--- begin ---

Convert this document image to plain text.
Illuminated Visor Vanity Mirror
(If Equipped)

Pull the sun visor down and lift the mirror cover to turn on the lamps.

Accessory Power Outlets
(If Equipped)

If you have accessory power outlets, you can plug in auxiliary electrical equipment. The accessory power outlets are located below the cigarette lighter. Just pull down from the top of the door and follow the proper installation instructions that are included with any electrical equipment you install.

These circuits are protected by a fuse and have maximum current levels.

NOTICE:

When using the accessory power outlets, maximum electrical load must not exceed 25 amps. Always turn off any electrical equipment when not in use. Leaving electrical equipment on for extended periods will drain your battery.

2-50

--- end ---

# [Exercise prompt]
Reproduce the listing in full. Keep it exactly as written.

# [Response]
Convert this document image to plain text.
Illuminated Visor Vanity Mirror
(If Equipped)

Pull the sun visor down and lift the mirror cover to turn on the lamps.

Accessory Power Outlets
(If Equipped)

If you have accessory power outlets, you can plug in auxiliary electrical equipment. The accessory power outlets are located below the cigarette lighter. Just pull down from the top of the door and follow the proper installation instructions that are included with any electrical equipment you install.

These circuits are protected by a fuse and have maximum current levels.

NOTICE:

When using the accessory power outlets, maximum electrical load must not exceed 25 amps. Always turn off any electrical equipment when not in use. Leaving electrical equipment on for extended periods will drain your battery.

2-50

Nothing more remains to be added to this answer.